_Extracted records_
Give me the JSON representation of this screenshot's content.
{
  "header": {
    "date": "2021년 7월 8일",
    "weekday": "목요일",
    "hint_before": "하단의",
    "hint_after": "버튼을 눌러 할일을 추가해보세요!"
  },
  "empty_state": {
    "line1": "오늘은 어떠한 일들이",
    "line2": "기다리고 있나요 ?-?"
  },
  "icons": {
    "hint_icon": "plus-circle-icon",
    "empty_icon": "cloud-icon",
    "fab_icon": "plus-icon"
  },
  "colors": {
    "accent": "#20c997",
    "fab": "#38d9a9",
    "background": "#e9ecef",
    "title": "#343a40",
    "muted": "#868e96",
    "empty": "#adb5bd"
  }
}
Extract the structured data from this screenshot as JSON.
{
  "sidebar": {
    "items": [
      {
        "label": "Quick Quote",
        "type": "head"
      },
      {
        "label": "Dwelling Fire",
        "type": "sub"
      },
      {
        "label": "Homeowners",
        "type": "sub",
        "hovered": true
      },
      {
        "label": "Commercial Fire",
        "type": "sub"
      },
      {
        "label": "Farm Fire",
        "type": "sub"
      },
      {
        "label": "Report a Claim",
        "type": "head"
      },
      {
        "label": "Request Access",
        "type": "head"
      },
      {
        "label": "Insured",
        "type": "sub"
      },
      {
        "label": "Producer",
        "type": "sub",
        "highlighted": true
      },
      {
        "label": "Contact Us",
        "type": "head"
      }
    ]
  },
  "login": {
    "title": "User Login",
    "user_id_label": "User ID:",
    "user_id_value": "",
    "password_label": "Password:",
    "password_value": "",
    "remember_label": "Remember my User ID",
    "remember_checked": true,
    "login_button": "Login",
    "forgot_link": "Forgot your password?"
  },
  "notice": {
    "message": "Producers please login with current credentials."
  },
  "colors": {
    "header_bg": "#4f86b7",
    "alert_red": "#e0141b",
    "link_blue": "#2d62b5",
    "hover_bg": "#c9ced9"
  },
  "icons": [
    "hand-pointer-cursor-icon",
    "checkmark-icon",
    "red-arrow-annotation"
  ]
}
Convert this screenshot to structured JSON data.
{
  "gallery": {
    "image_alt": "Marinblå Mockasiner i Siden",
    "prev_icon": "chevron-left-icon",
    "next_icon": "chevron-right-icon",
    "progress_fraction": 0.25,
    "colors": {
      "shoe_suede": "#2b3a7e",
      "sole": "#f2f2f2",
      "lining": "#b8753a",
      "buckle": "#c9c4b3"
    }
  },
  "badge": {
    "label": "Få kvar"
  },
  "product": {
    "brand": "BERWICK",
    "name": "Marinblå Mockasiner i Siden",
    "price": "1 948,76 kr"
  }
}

_Exercise objective_
Produce an exact copy of the whole listing.

_Exercise answer_
Give me the JSON representation of this screenshot's content.
{
  "header": {
    "date": "2021년 7월 8일",
    "weekday": "목요일",
    "hint_before": "하단의",
    "hint_after": "버튼을 눌러 할일을 추가해보세요!"
  },
  "empty_state": {
    "line1": "오늘은 어떠한 일들이",
    "line2": "기다리고 있나요 ?-?"
  },
  "icons": {
    "hint_icon": "plus-circle-icon",
    "empty_icon": "cloud-icon",
    "fab_icon": "plus-icon"
  },
  "colors": {
    "accent": "#20c997",
    "fab": "#38d9a9",
    "background": "#e9ecef",
    "title": "#343a40",
    "muted": "#868e96",
    "empty": "#adb5bd"
  }
}
Extract the structured data from this screenshot as JSON.
{
  "sidebar": {
    "items": [
      {
        "label": "Quick Quote",
        "type": "head"
      },
      {
        "label": "Dwelling Fire",
        "type": "sub"
      },
      {
        "label": "Homeowners",
        "type": "sub",
        "hovered": true
      },
      {
        "label": "Commercial Fire",
        "type": "sub"
      },
      {
        "label": "Farm Fire",
        "type": "sub"
      },
      {
        "label": "Report a Claim",
        "type": "head"
      },
      {
        "label": "Request Access",
        "type": "head"
      },
      {
        "label": "Insured",
        "type": "sub"
      },
      {
        "label": "Producer",
        "type": "sub",
        "highlighted": true
      },
      {
        "label": "Contact Us",
        "type": "head"
      }
    ]
  },
  "login": {
    "title": "User Login",
    "user_id_label": "User ID:",
    "user_id_value": "",
    "password_label": "Password:",
    "password_value": "",
    "remember_label": "Remember my User ID",
    "remember_checked": true,
    "login_button": "Login",
    "forgot_link": "Forgot your password?"
  },
  "notice": {
    "message": "Producers please login with current credentials."
  },
  "colors": {
    "header_bg": "#4f86b7",
    "alert_red": "#e0141b",
    "link_blue": "#2d62b5",
    "hover_bg": "#c9ced9"
  },
  "icons": [
    "hand-pointer-cursor-icon",
    "checkmark-icon",
    "red-arrow-annotation"
  ]
}
Convert this screenshot to structured JSON data.
{
  "gallery": {
    "image_alt": "Marinblå Mockasiner i Siden",
    "prev_icon": "chevron-left-icon",
    "next_icon": "chevron-right-icon",
    "progress_fraction": 0.25,
    "colors": {
      "shoe_suede": "#2b3a7e",
      "sole": "#f2f2f2",
      "lining": "#b8753a",
      "buckle": "#c9c4b3"
    }
  },
  "badge": {
    "label": "Få kvar"
  },
  "product": {
    "brand": "BERWICK",
    "name": "Marinblå Mockasiner i Siden",
    "price": "1 948,76 kr"
  }
}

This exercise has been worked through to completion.